• TASK: Copy every line of the records below verbatim, omitting the pictures from your answer.

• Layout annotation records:
* * * * *
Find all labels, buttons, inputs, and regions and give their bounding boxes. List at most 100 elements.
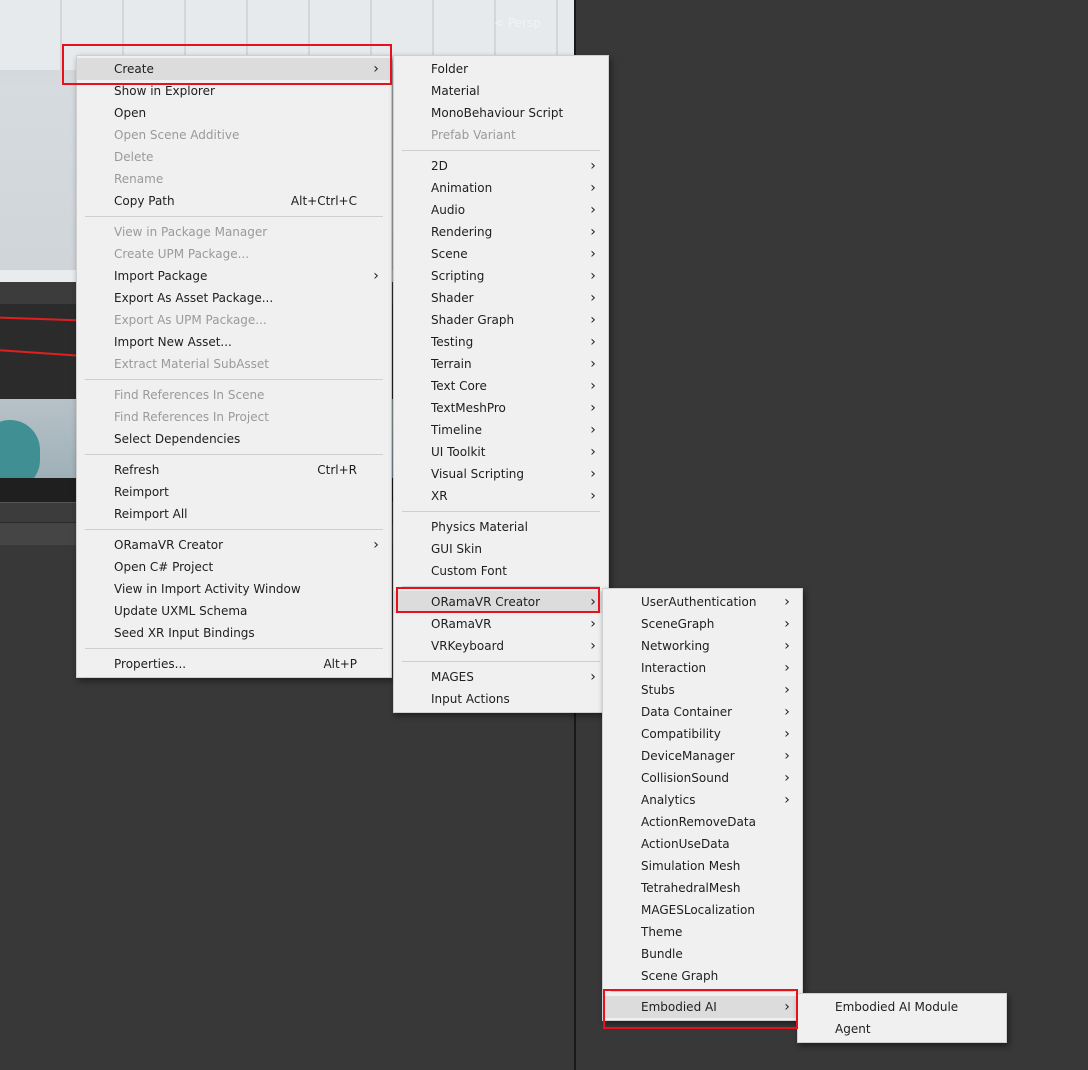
menu-item-copy-path[interactable]: Copy Path Alt+Ctrl+C: [77, 190, 391, 212]
menu-item-export-as-upm-package: Export As UPM Package...: [77, 309, 391, 331]
chevron-right-icon: ›: [784, 616, 790, 632]
menu-item-label: Export As UPM Package...: [114, 313, 267, 327]
menu-item-label: Material: [431, 84, 480, 98]
menu-item-label: Seed XR Input Bindings: [114, 626, 255, 640]
menu-item-oramavr[interactable]: ORamaVR ›: [394, 613, 608, 635]
menu-item-label: Properties...: [114, 657, 187, 671]
menu-item-text-core[interactable]: Text Core ›: [394, 375, 608, 397]
menu-item-audio[interactable]: Audio ›: [394, 199, 608, 221]
menu-item-theme[interactable]: Theme: [603, 921, 802, 943]
menu-item-import-new-asset[interactable]: Import New Asset...: [77, 331, 391, 353]
chevron-right-icon: ›: [590, 594, 596, 610]
context-menu: Create › Show in Explorer Open Open Scene Ad…: [76, 55, 392, 678]
menu-item-view-in-import-activity-window[interactable]: View in Import Activity Window: [77, 578, 391, 600]
menu-item-data-container[interactable]: Data Container ›: [603, 701, 802, 723]
menu-item-label: Terrain: [431, 357, 472, 371]
menu-item-custom-font[interactable]: Custom Font: [394, 560, 608, 582]
chevron-right-icon: ›: [373, 268, 379, 284]
menu-item-tetrahedralmesh[interactable]: TetrahedralMesh: [603, 877, 802, 899]
menu-item-scripting[interactable]: Scripting ›: [394, 265, 608, 287]
menu-item-label: Create UPM Package...: [114, 247, 250, 261]
menu-item-embodied-ai[interactable]: Embodied AI ›: [603, 996, 802, 1018]
menu-item-mages[interactable]: MAGES ›: [394, 666, 608, 688]
menu-item-mageslocalization[interactable]: MAGESLocalization: [603, 899, 802, 921]
menu-item-label: Open C# Project: [114, 560, 214, 574]
menu-item-label: Export As Asset Package...: [114, 291, 274, 305]
menu-item-ui-toolkit[interactable]: UI Toolkit ›: [394, 441, 608, 463]
chevron-right-icon: ›: [784, 726, 790, 742]
menu-item-actionusedata[interactable]: ActionUseData: [603, 833, 802, 855]
menu-item-shader-graph[interactable]: Shader Graph ›: [394, 309, 608, 331]
menu-item-rendering[interactable]: Rendering ›: [394, 221, 608, 243]
menu-item-bundle[interactable]: Bundle: [603, 943, 802, 965]
menu-item-simulation-mesh[interactable]: Simulation Mesh: [603, 855, 802, 877]
menu-item-label: Folder: [431, 62, 469, 76]
menu-item-agent[interactable]: Agent: [798, 1018, 1006, 1040]
menu-item-label: DeviceManager: [641, 749, 735, 763]
menu-item-reimport-all[interactable]: Reimport All: [77, 503, 391, 525]
menu-item-seed-xr-input-bindings[interactable]: Seed XR Input Bindings: [77, 622, 391, 644]
menu-item-devicemanager[interactable]: DeviceManager ›: [603, 745, 802, 767]
menu-item-label: Audio: [431, 203, 466, 217]
menu-item-label: Text Core: [431, 379, 487, 393]
menu-item-2d[interactable]: 2D ›: [394, 155, 608, 177]
menu-item-label: Copy Path: [114, 194, 175, 208]
menu-item-gui-skin[interactable]: GUI Skin: [394, 538, 608, 560]
menu-item-open[interactable]: Open: [77, 102, 391, 124]
menu-item-properties[interactable]: Properties... Alt+P: [77, 653, 391, 675]
menu-item-update-uxml-schema[interactable]: Update UXML Schema: [77, 600, 391, 622]
menu-item-physics-material[interactable]: Physics Material: [394, 516, 608, 538]
menu-item-open-c-project[interactable]: Open C# Project: [77, 556, 391, 578]
menu-item-embodied-ai-module[interactable]: Embodied AI Module: [798, 996, 1006, 1018]
persp-toggle[interactable]: < Persp: [494, 16, 541, 30]
menu-item-visual-scripting[interactable]: Visual Scripting ›: [394, 463, 608, 485]
menu-item-import-package[interactable]: Import Package ›: [77, 265, 391, 287]
menu-item-compatibility[interactable]: Compatibility ›: [603, 723, 802, 745]
menu-item-xr[interactable]: XR ›: [394, 485, 608, 507]
menu-item-stubs[interactable]: Stubs ›: [603, 679, 802, 701]
chevron-right-icon: ›: [784, 594, 790, 610]
menu-item-analytics[interactable]: Analytics ›: [603, 789, 802, 811]
menu-item-refresh[interactable]: Refresh Ctrl+R: [77, 459, 391, 481]
menu-item-oramavr-creator[interactable]: ORamaVR Creator ›: [394, 591, 608, 613]
menu-item-label: Create: [114, 62, 154, 76]
chevron-right-icon: ›: [590, 268, 596, 284]
menu-item-interaction[interactable]: Interaction ›: [603, 657, 802, 679]
menu-item-select-dependencies[interactable]: Select Dependencies: [77, 428, 391, 450]
menu-item-label: Shader Graph: [431, 313, 515, 327]
menu-item-reimport[interactable]: Reimport: [77, 481, 391, 503]
chevron-right-icon: ›: [590, 669, 596, 685]
menu-separator: [402, 150, 600, 151]
menu-item-input-actions[interactable]: Input Actions: [394, 688, 608, 710]
menu-item-label: Open: [114, 106, 147, 120]
shortcut-label: Alt+Ctrl+C: [290, 194, 357, 208]
menu-item-create[interactable]: Create ›: [77, 58, 391, 80]
menu-item-show-in-explorer[interactable]: Show in Explorer: [77, 80, 391, 102]
menu-item-vrkeyboard[interactable]: VRKeyboard ›: [394, 635, 608, 657]
chevron-right-icon: ›: [590, 488, 596, 504]
menu-item-scenegraph[interactable]: SceneGraph ›: [603, 613, 802, 635]
chevron-right-icon: ›: [590, 290, 596, 306]
menu-item-monobehaviour-script[interactable]: MonoBehaviour Script: [394, 102, 608, 124]
menu-item-collisionsound[interactable]: CollisionSound ›: [603, 767, 802, 789]
menu-item-shader[interactable]: Shader ›: [394, 287, 608, 309]
menu-item-scene[interactable]: Scene ›: [394, 243, 608, 265]
menu-item-export-as-asset-package[interactable]: Export As Asset Package...: [77, 287, 391, 309]
menu-item-networking[interactable]: Networking ›: [603, 635, 802, 657]
menu-item-scene-graph[interactable]: Scene Graph: [603, 965, 802, 987]
menu-item-label: Physics Material: [431, 520, 528, 534]
menu-item-terrain[interactable]: Terrain ›: [394, 353, 608, 375]
menu-item-textmeshpro[interactable]: TextMeshPro ›: [394, 397, 608, 419]
menu-item-timeline[interactable]: Timeline ›: [394, 419, 608, 441]
menu-item-userauthentication[interactable]: UserAuthentication ›: [603, 591, 802, 613]
menu-item-actionremovedata[interactable]: ActionRemoveData: [603, 811, 802, 833]
menu-separator: [402, 511, 600, 512]
menu-item-testing[interactable]: Testing ›: [394, 331, 608, 353]
menu-item-oramavr-creator[interactable]: ORamaVR Creator ›: [77, 534, 391, 556]
menu-item-animation[interactable]: Animation ›: [394, 177, 608, 199]
menu-item-material[interactable]: Material: [394, 80, 608, 102]
menu-item-rename: Rename: [77, 168, 391, 190]
menu-item-folder[interactable]: Folder: [394, 58, 608, 80]
chevron-right-icon: ›: [590, 334, 596, 350]
menu-item-label: Delete: [114, 150, 154, 164]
* * * * *
• REPLY:
Find all labels, buttons, inputs, and regions and give their bounding boxes. List at most 100 elements.
menu-item-copy-path[interactable]: Copy Path Alt+Ctrl+C: [77, 190, 391, 212]
menu-item-export-as-upm-package: Export As UPM Package...: [77, 309, 391, 331]
chevron-right-icon: ›: [784, 616, 790, 632]
menu-item-label: Export As UPM Package...: [114, 313, 267, 327]
menu-item-label: Material: [431, 84, 480, 98]
menu-item-label: Seed XR Input Bindings: [114, 626, 255, 640]
menu-item-oramavr[interactable]: ORamaVR ›: [394, 613, 608, 635]
menu-item-label: Properties...: [114, 657, 187, 671]
menu-item-text-core[interactable]: Text Core ›: [394, 375, 608, 397]
menu-item-audio[interactable]: Audio ›: [394, 199, 608, 221]
menu-item-theme[interactable]: Theme: [603, 921, 802, 943]
menu-item-import-new-asset[interactable]: Import New Asset...: [77, 331, 391, 353]
chevron-right-icon: ›: [590, 594, 596, 610]
context-menu: Create › Show in Explorer Open Open Scene Ad…: [76, 55, 392, 678]
menu-item-view-in-import-activity-window[interactable]: View in Import Activity Window: [77, 578, 391, 600]
menu-item-data-container[interactable]: Data Container ›: [603, 701, 802, 723]
menu-item-label: Terrain: [431, 357, 472, 371]
menu-item-custom-font[interactable]: Custom Font: [394, 560, 608, 582]
chevron-right-icon: ›: [373, 268, 379, 284]
menu-item-tetrahedralmesh[interactable]: TetrahedralMesh: [603, 877, 802, 899]
menu-item-scripting[interactable]: Scripting ›: [394, 265, 608, 287]
menu-item-label: Create UPM Package...: [114, 247, 250, 261]
menu-item-embodied-ai[interactable]: Embodied AI ›: [603, 996, 802, 1018]
menu-item-mages[interactable]: MAGES ›: [394, 666, 608, 688]
menu-item-mageslocalization[interactable]: MAGESLocalization: [603, 899, 802, 921]
menu-item-label: Open C# Project: [114, 560, 214, 574]
menu-item-label: Export As Asset Package...: [114, 291, 274, 305]
menu-item-ui-toolkit[interactable]: UI Toolkit ›: [394, 441, 608, 463]
chevron-right-icon: ›: [784, 726, 790, 742]
menu-item-actionusedata[interactable]: ActionUseData: [603, 833, 802, 855]
menu-item-shader-graph[interactable]: Shader Graph ›: [394, 309, 608, 331]
menu-item-rendering[interactable]: Rendering ›: [394, 221, 608, 243]
menu-item-bundle[interactable]: Bundle: [603, 943, 802, 965]
menu-item-simulation-mesh[interactable]: Simulation Mesh: [603, 855, 802, 877]
menu-item-label: Folder: [431, 62, 469, 76]
menu-item-agent[interactable]: Agent: [798, 1018, 1006, 1040]
menu-item-label: DeviceManager: [641, 749, 735, 763]
menu-item-reimport-all[interactable]: Reimport All: [77, 503, 391, 525]
menu-item-seed-xr-input-bindings[interactable]: Seed XR Input Bindings: [77, 622, 391, 644]
menu-item-devicemanager[interactable]: DeviceManager ›: [603, 745, 802, 767]
menu-item-label: Audio: [431, 203, 466, 217]
menu-item-label: Text Core: [431, 379, 487, 393]
menu-item-2d[interactable]: 2D ›: [394, 155, 608, 177]
menu-item-label: Copy Path: [114, 194, 175, 208]
menu-item-gui-skin[interactable]: GUI Skin: [394, 538, 608, 560]
menu-item-open[interactable]: Open: [77, 102, 391, 124]
menu-item-properties[interactable]: Properties... Alt+P: [77, 653, 391, 675]
menu-item-update-uxml-schema[interactable]: Update UXML Schema: [77, 600, 391, 622]
menu-item-physics-material[interactable]: Physics Material: [394, 516, 608, 538]
menu-item-open-c-project[interactable]: Open C# Project: [77, 556, 391, 578]
menu-item-embodied-ai-module[interactable]: Embodied AI Module: [798, 996, 1006, 1018]
persp-toggle[interactable]: < Persp: [494, 16, 541, 30]
menu-item-visual-scripting[interactable]: Visual Scripting ›: [394, 463, 608, 485]
menu-item-import-package[interactable]: Import Package ›: [77, 265, 391, 287]
menu-item-compatibility[interactable]: Compatibility ›: [603, 723, 802, 745]
menu-item-xr[interactable]: XR ›: [394, 485, 608, 507]
menu-item-stubs[interactable]: Stubs ›: [603, 679, 802, 701]
chevron-right-icon: ›: [784, 594, 790, 610]
menu-item-analytics[interactable]: Analytics ›: [603, 789, 802, 811]
menu-item-refresh[interactable]: Refresh Ctrl+R: [77, 459, 391, 481]
menu-item-oramavr-creator[interactable]: ORamaVR Creator ›: [394, 591, 608, 613]
menu-item-label: Create: [114, 62, 154, 76]
chevron-right-icon: ›: [590, 268, 596, 284]
menu-item-interaction[interactable]: Interaction ›: [603, 657, 802, 679]
menu-item-select-dependencies[interactable]: Select Dependencies: [77, 428, 391, 450]
menu-item-label: Shader Graph: [431, 313, 515, 327]
menu-item-reimport[interactable]: Reimport: [77, 481, 391, 503]
chevron-right-icon: ›: [590, 669, 596, 685]
menu-separator: [402, 150, 600, 151]
menu-item-input-actions[interactable]: Input Actions: [394, 688, 608, 710]
menu-item-label: Open: [114, 106, 147, 120]
shortcut-label: Alt+Ctrl+C: [290, 194, 357, 208]
menu-item-create[interactable]: Create ›: [77, 58, 391, 80]
menu-item-show-in-explorer[interactable]: Show in Explorer: [77, 80, 391, 102]
menu-item-vrkeyboard[interactable]: VRKeyboard ›: [394, 635, 608, 657]
chevron-right-icon: ›: [590, 488, 596, 504]
menu-item-scenegraph[interactable]: SceneGraph ›: [603, 613, 802, 635]
chevron-right-icon: ›: [590, 290, 596, 306]
menu-item-monobehaviour-script[interactable]: MonoBehaviour Script: [394, 102, 608, 124]
menu-item-collisionsound[interactable]: CollisionSound ›: [603, 767, 802, 789]
menu-item-shader[interactable]: Shader ›: [394, 287, 608, 309]
menu-item-scene[interactable]: Scene ›: [394, 243, 608, 265]
menu-item-export-as-asset-package[interactable]: Export As Asset Package...: [77, 287, 391, 309]
menu-item-networking[interactable]: Networking ›: [603, 635, 802, 657]
menu-item-scene-graph[interactable]: Scene Graph: [603, 965, 802, 987]
menu-item-label: Physics Material: [431, 520, 528, 534]
menu-item-terrain[interactable]: Terrain ›: [394, 353, 608, 375]
menu-item-textmeshpro[interactable]: TextMeshPro ›: [394, 397, 608, 419]
menu-item-timeline[interactable]: Timeline ›: [394, 419, 608, 441]
menu-item-userauthentication[interactable]: UserAuthentication ›: [603, 591, 802, 613]
menu-item-actionremovedata[interactable]: ActionRemoveData: [603, 811, 802, 833]
menu-separator: [402, 511, 600, 512]
menu-item-testing[interactable]: Testing ›: [394, 331, 608, 353]
menu-item-oramavr-creator[interactable]: ORamaVR Creator ›: [77, 534, 391, 556]
menu-item-animation[interactable]: Animation ›: [394, 177, 608, 199]
menu-item-material[interactable]: Material: [394, 80, 608, 102]
menu-item-rename: Rename: [77, 168, 391, 190]
menu-item-folder[interactable]: Folder: [394, 58, 608, 80]
chevron-right-icon: ›: [590, 334, 596, 350]
menu-item-label: Delete: [114, 150, 154, 164]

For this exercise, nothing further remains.